[start of Excerpted records]

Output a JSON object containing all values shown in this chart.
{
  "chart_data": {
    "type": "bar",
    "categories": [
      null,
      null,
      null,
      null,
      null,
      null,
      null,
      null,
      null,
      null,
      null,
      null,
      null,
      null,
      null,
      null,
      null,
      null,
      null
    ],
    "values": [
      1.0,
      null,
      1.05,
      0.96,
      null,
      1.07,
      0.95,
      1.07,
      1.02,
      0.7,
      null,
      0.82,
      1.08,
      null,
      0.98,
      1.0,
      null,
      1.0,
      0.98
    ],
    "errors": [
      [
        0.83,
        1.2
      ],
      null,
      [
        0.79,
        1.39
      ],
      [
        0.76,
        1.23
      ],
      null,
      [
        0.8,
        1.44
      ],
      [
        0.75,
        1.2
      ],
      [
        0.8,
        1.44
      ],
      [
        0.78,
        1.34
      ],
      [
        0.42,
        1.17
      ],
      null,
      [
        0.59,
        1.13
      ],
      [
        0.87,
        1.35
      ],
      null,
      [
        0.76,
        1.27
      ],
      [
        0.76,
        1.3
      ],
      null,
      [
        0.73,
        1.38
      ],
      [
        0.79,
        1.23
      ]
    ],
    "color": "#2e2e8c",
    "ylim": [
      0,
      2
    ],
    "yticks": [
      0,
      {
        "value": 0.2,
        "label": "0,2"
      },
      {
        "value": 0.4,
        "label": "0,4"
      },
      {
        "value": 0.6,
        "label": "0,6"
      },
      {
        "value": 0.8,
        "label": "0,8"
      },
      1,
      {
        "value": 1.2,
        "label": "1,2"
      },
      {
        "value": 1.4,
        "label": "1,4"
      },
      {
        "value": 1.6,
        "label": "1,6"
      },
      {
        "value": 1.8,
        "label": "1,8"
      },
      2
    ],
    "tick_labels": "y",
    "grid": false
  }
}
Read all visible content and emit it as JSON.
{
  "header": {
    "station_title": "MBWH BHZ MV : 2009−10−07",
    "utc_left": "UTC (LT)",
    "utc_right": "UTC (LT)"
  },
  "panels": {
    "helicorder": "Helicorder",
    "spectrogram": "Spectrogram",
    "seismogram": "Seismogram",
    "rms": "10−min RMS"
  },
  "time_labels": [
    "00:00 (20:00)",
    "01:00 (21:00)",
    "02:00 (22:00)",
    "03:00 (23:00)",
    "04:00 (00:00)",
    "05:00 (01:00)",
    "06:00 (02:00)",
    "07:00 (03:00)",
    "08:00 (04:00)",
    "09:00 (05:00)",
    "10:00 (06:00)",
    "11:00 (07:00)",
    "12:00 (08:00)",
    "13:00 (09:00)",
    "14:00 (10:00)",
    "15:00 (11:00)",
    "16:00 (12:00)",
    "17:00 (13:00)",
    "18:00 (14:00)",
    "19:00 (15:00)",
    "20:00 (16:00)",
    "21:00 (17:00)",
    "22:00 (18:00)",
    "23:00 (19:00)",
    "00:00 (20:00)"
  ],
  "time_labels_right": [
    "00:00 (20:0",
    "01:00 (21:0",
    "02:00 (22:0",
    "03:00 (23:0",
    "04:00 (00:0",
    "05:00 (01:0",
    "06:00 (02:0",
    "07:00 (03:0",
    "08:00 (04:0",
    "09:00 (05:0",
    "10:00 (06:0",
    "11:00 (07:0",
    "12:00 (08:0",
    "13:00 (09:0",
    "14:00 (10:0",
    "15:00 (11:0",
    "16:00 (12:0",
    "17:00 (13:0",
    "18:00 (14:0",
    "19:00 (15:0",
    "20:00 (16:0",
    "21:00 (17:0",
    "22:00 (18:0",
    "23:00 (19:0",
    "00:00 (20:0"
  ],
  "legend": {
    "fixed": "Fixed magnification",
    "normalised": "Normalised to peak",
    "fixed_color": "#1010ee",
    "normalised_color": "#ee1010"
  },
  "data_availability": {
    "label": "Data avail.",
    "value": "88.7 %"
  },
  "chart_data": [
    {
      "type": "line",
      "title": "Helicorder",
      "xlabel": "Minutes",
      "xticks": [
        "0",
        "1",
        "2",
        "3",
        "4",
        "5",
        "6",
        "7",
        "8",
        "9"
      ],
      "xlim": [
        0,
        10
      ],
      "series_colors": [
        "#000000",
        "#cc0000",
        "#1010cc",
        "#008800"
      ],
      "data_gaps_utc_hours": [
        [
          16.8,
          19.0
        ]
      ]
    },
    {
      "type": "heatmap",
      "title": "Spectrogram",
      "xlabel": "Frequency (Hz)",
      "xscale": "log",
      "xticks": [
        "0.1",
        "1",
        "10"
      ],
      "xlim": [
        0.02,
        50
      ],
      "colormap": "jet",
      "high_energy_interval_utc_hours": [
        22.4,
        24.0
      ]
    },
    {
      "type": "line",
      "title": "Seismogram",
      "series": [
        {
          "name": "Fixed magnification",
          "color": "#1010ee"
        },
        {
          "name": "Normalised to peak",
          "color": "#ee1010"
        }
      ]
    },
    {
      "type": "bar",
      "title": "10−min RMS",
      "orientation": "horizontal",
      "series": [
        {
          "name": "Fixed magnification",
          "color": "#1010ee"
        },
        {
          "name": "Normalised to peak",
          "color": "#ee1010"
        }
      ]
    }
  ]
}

[end of Excerpted records]

What is asked -
Repeat the material above in full, exactly as it stands.

Answer in full -
Output a JSON object containing all values shown in this chart.
{
  "chart_data": {
    "type": "bar",
    "categories": [
      null,
      null,
      null,
      null,
      null,
      null,
      null,
      null,
      null,
      null,
      null,
      null,
      null,
      null,
      null,
      null,
      null,
      null,
      null
    ],
    "values": [
      1.0,
      null,
      1.05,
      0.96,
      null,
      1.07,
      0.95,
      1.07,
      1.02,
      0.7,
      null,
      0.82,
      1.08,
      null,
      0.98,
      1.0,
      null,
      1.0,
      0.98
    ],
    "errors": [
      [
        0.83,
        1.2
      ],
      null,
      [
        0.79,
        1.39
      ],
      [
        0.76,
        1.23
      ],
      null,
      [
        0.8,
        1.44
      ],
      [
        0.75,
        1.2
      ],
      [
        0.8,
        1.44
      ],
      [
        0.78,
        1.34
      ],
      [
        0.42,
        1.17
      ],
      null,
      [
        0.59,
        1.13
      ],
      [
        0.87,
        1.35
      ],
      null,
      [
        0.76,
        1.27
      ],
      [
        0.76,
        1.3
      ],
      null,
      [
        0.73,
        1.38
      ],
      [
        0.79,
        1.23
      ]
    ],
    "color": "#2e2e8c",
    "ylim": [
      0,
      2
    ],
    "yticks": [
      0,
      {
        "value": 0.2,
        "label": "0,2"
      },
      {
        "value": 0.4,
        "label": "0,4"
      },
      {
        "value": 0.6,
        "label": "0,6"
      },
      {
        "value": 0.8,
        "label": "0,8"
      },
      1,
      {
        "value": 1.2,
        "label": "1,2"
      },
      {
        "value": 1.4,
        "label": "1,4"
      },
      {
        "value": 1.6,
        "label": "1,6"
      },
      {
        "value": 1.8,
        "label": "1,8"
      },
      2
    ],
    "tick_labels": "y",
    "grid": false
  }
}
Read all visible content and emit it as JSON.
{
  "header": {
    "station_title": "MBWH BHZ MV : 2009−10−07",
    "utc_left": "UTC (LT)",
    "utc_right": "UTC (LT)"
  },
  "panels": {
    "helicorder": "Helicorder",
    "spectrogram": "Spectrogram",
    "seismogram": "Seismogram",
    "rms": "10−min RMS"
  },
  "time_labels": [
    "00:00 (20:00)",
    "01:00 (21:00)",
    "02:00 (22:00)",
    "03:00 (23:00)",
    "04:00 (00:00)",
    "05:00 (01:00)",
    "06:00 (02:00)",
    "07:00 (03:00)",
    "08:00 (04:00)",
    "09:00 (05:00)",
    "10:00 (06:00)",
    "11:00 (07:00)",
    "12:00 (08:00)",
    "13:00 (09:00)",
    "14:00 (10:00)",
    "15:00 (11:00)",
    "16:00 (12:00)",
    "17:00 (13:00)",
    "18:00 (14:00)",
    "19:00 (15:00)",
    "20:00 (16:00)",
    "21:00 (17:00)",
    "22:00 (18:00)",
    "23:00 (19:00)",
    "00:00 (20:00)"
  ],
  "time_labels_right": [
    "00:00 (20:0",
    "01:00 (21:0",
    "02:00 (22:0",
    "03:00 (23:0",
    "04:00 (00:0",
    "05:00 (01:0",
    "06:00 (02:0",
    "07:00 (03:0",
    "08:00 (04:0",
    "09:00 (05:0",
    "10:00 (06:0",
    "11:00 (07:0",
    "12:00 (08:0",
    "13:00 (09:0",
    "14:00 (10:0",
    "15:00 (11:0",
    "16:00 (12:0",
    "17:00 (13:0",
    "18:00 (14:0",
    "19:00 (15:0",
    "20:00 (16:0",
    "21:00 (17:0",
    "22:00 (18:0",
    "23:00 (19:0",
    "00:00 (20:0"
  ],
  "legend": {
    "fixed": "Fixed magnification",
    "normalised": "Normalised to peak",
    "fixed_color": "#1010ee",
    "normalised_color": "#ee1010"
  },
  "data_availability": {
    "label": "Data avail.",
    "value": "88.7 %"
  },
  "chart_data": [
    {
      "type": "line",
      "title": "Helicorder",
      "xlabel": "Minutes",
      "xticks": [
        "0",
        "1",
        "2",
        "3",
        "4",
        "5",
        "6",
        "7",
        "8",
        "9"
      ],
      "xlim": [
        0,
        10
      ],
      "series_colors": [
        "#000000",
        "#cc0000",
        "#1010cc",
        "#008800"
      ],
      "data_gaps_utc_hours": [
        [
          16.8,
          19.0
        ]
      ]
    },
    {
      "type": "heatmap",
      "title": "Spectrogram",
      "xlabel": "Frequency (Hz)",
      "xscale": "log",
      "xticks": [
        "0.1",
        "1",
        "10"
      ],
      "xlim": [
        0.02,
        50
      ],
      "colormap": "jet",
      "high_energy_interval_utc_hours": [
        22.4,
        24.0
      ]
    },
    {
      "type": "line",
      "title": "Seismogram",
      "series": [
        {
          "name": "Fixed magnification",
          "color": "#1010ee"
        },
        {
          "name": "Normalised to peak",
          "color": "#ee1010"
        }
      ]
    },
    {
      "type": "bar",
      "title": "10−min RMS",
      "orientation": "horizontal",
      "series": [
        {
          "name": "Fixed magnification",
          "color": "#1010ee"
        },
        {
          "name": "Normalised to peak",
          "color": "#ee1010"
        }
      ]
    }
  ]
}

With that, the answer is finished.